(Stored entries)
"""

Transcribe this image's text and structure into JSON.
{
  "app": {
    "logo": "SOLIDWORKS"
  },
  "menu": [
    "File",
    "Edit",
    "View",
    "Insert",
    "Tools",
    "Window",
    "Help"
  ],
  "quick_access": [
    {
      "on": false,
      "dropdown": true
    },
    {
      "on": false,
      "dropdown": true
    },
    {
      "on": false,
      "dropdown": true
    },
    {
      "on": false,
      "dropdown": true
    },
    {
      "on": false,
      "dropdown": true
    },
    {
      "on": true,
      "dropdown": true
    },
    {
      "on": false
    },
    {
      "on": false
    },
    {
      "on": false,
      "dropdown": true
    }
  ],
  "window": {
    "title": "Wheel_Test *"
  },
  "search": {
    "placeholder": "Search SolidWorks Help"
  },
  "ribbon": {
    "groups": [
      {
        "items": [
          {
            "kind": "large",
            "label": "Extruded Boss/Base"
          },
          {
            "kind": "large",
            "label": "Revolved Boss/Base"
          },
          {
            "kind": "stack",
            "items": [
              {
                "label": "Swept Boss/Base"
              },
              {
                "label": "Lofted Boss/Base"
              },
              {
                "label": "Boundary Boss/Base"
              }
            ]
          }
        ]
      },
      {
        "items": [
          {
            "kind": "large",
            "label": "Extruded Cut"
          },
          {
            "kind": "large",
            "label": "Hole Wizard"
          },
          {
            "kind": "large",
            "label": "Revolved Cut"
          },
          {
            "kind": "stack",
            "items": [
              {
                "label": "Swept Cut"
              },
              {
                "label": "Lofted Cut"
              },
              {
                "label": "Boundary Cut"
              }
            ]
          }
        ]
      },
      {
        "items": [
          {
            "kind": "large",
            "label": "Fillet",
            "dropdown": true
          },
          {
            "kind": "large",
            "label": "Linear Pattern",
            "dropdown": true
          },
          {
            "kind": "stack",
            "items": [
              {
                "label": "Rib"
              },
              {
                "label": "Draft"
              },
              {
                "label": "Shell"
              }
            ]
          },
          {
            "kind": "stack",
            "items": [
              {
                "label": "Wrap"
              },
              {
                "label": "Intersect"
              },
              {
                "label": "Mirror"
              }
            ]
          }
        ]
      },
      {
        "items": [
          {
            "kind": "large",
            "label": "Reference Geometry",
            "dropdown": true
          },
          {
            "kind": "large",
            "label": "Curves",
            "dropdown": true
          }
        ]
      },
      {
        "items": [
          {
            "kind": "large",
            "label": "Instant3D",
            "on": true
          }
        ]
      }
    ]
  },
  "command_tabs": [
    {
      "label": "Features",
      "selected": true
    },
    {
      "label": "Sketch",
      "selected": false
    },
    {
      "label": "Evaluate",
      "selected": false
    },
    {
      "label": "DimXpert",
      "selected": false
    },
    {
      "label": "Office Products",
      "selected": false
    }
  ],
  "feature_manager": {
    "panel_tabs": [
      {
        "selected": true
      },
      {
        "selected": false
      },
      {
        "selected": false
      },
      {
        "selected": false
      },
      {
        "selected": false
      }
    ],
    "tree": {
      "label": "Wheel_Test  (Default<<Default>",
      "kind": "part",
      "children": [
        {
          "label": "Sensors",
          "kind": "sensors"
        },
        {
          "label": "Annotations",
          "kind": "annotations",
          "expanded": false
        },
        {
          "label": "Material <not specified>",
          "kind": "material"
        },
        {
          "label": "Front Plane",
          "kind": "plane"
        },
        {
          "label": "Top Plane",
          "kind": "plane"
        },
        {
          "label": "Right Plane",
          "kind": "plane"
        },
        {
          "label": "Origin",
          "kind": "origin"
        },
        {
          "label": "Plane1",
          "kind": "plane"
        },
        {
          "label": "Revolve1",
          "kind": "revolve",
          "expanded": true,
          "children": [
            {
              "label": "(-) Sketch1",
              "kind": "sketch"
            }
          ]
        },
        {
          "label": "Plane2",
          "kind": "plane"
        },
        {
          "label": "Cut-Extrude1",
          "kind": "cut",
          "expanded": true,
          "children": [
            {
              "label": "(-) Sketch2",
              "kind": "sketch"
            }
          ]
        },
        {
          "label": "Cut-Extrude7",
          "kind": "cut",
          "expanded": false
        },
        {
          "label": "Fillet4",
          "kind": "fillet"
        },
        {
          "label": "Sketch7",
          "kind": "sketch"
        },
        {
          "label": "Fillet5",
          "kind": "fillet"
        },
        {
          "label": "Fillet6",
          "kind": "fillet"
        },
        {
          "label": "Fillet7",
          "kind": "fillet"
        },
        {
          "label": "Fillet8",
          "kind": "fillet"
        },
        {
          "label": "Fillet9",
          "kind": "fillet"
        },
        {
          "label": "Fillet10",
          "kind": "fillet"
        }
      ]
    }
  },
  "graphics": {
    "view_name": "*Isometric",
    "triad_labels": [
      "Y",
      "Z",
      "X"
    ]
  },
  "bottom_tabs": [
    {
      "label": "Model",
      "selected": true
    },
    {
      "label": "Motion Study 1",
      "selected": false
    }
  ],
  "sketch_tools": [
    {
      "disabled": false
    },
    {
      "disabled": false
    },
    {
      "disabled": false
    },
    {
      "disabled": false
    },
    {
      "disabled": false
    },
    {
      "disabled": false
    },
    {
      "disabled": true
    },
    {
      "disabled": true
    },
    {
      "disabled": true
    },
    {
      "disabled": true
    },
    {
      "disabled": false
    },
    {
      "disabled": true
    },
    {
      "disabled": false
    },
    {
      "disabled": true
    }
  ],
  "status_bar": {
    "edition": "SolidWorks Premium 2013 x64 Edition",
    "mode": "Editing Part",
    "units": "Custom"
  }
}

"""

_WORK TO COMPLETE_
Faithfully transcribe the whole of the data.

_RESPONSE_
Transcribe this image's text and structure into JSON.
{
  "app": {
    "logo": "SOLIDWORKS"
  },
  "menu": [
    "File",
    "Edit",
    "View",
    "Insert",
    "Tools",
    "Window",
    "Help"
  ],
  "quick_access": [
    {
      "on": false,
      "dropdown": true
    },
    {
      "on": false,
      "dropdown": true
    },
    {
      "on": false,
      "dropdown": true
    },
    {
      "on": false,
      "dropdown": true
    },
    {
      "on": false,
      "dropdown": true
    },
    {
      "on": true,
      "dropdown": true
    },
    {
      "on": false
    },
    {
      "on": false
    },
    {
      "on": false,
      "dropdown": true
    }
  ],
  "window": {
    "title": "Wheel_Test *"
  },
  "search": {
    "placeholder": "Search SolidWorks Help"
  },
  "ribbon": {
    "groups": [
      {
        "items": [
          {
            "kind": "large",
            "label": "Extruded Boss/Base"
          },
          {
            "kind": "large",
            "label": "Revolved Boss/Base"
          },
          {
            "kind": "stack",
            "items": [
              {
                "label": "Swept Boss/Base"
              },
              {
                "label": "Lofted Boss/Base"
              },
              {
                "label": "Boundary Boss/Base"
              }
            ]
          }
        ]
      },
      {
        "items": [
          {
            "kind": "large",
            "label": "Extruded Cut"
          },
          {
            "kind": "large",
            "label": "Hole Wizard"
          },
          {
            "kind": "large",
            "label": "Revolved Cut"
          },
          {
            "kind": "stack",
            "items": [
              {
                "label": "Swept Cut"
              },
              {
                "label": "Lofted Cut"
              },
              {
                "label": "Boundary Cut"
              }
            ]
          }
        ]
      },
      {
        "items": [
          {
            "kind": "large",
            "label": "Fillet",
            "dropdown": true
          },
          {
            "kind": "large",
            "label": "Linear Pattern",
            "dropdown": true
          },
          {
            "kind": "stack",
            "items": [
              {
                "label": "Rib"
              },
              {
                "label": "Draft"
              },
              {
                "label": "Shell"
              }
            ]
          },
          {
            "kind": "stack",
            "items": [
              {
                "label": "Wrap"
              },
              {
                "label": "Intersect"
              },
              {
                "label": "Mirror"
              }
            ]
          }
        ]
      },
      {
        "items": [
          {
            "kind": "large",
            "label": "Reference Geometry",
            "dropdown": true
          },
          {
            "kind": "large",
            "label": "Curves",
            "dropdown": true
          }
        ]
      },
      {
        "items": [
          {
            "kind": "large",
            "label": "Instant3D",
            "on": true
          }
        ]
      }
    ]
  },
  "command_tabs": [
    {
      "label": "Features",
      "selected": true
    },
    {
      "label": "Sketch",
      "selected": false
    },
    {
      "label": "Evaluate",
      "selected": false
    },
    {
      "label": "DimXpert",
      "selected": false
    },
    {
      "label": "Office Products",
      "selected": false
    }
  ],
  "feature_manager": {
    "panel_tabs": [
      {
        "selected": true
      },
      {
        "selected": false
      },
      {
        "selected": false
      },
      {
        "selected": false
      },
      {
        "selected": false
      }
    ],
    "tree": {
      "label": "Wheel_Test  (Default<<Default>",
      "kind": "part",
      "children": [
        {
          "label": "Sensors",
          "kind": "sensors"
        },
        {
          "label": "Annotations",
          "kind": "annotations",
          "expanded": false
        },
        {
          "label": "Material <not specified>",
          "kind": "material"
        },
        {
          "label": "Front Plane",
          "kind": "plane"
        },
        {
          "label": "Top Plane",
          "kind": "plane"
        },
        {
          "label": "Right Plane",
          "kind": "plane"
        },
        {
          "label": "Origin",
          "kind": "origin"
        },
        {
          "label": "Plane1",
          "kind": "plane"
        },
        {
          "label": "Revolve1",
          "kind": "revolve",
          "expanded": true,
          "children": [
            {
              "label": "(-) Sketch1",
              "kind": "sketch"
            }
          ]
        },
        {
          "label": "Plane2",
          "kind": "plane"
        },
        {
          "label": "Cut-Extrude1",
          "kind": "cut",
          "expanded": true,
          "children": [
            {
              "label": "(-) Sketch2",
              "kind": "sketch"
            }
          ]
        },
        {
          "label": "Cut-Extrude7",
          "kind": "cut",
          "expanded": false
        },
        {
          "label": "Fillet4",
          "kind": "fillet"
        },
        {
          "label": "Sketch7",
          "kind": "sketch"
        },
        {
          "label": "Fillet5",
          "kind": "fillet"
        },
        {
          "label": "Fillet6",
          "kind": "fillet"
        },
        {
          "label": "Fillet7",
          "kind": "fillet"
        },
        {
          "label": "Fillet8",
          "kind": "fillet"
        },
        {
          "label": "Fillet9",
          "kind": "fillet"
        },
        {
          "label": "Fillet10",
          "kind": "fillet"
        }
      ]
    }
  },
  "graphics": {
    "view_name": "*Isometric",
    "triad_labels": [
      "Y",
      "Z",
      "X"
    ]
  },
  "bottom_tabs": [
    {
      "label": "Model",
      "selected": true
    },
    {
      "label": "Motion Study 1",
      "selected": false
    }
  ],
  "sketch_tools": [
    {
      "disabled": false
    },
    {
      "disabled": false
    },
    {
      "disabled": false
    },
    {
      "disabled": false
    },
    {
      "disabled": false
    },
    {
      "disabled": false
    },
    {
      "disabled": true
    },
    {
      "disabled": true
    },
    {
      "disabled": true
    },
    {
      "disabled": true
    },
    {
      "disabled": false
    },
    {
      "disabled": true
    },
    {
      "disabled": false
    },
    {
      "disabled": true
    }
  ],
  "status_bar": {
    "edition": "SolidWorks Premium 2013 x64 Edition",
    "mode": "Editing Part",
    "units": "Custom"
  }
}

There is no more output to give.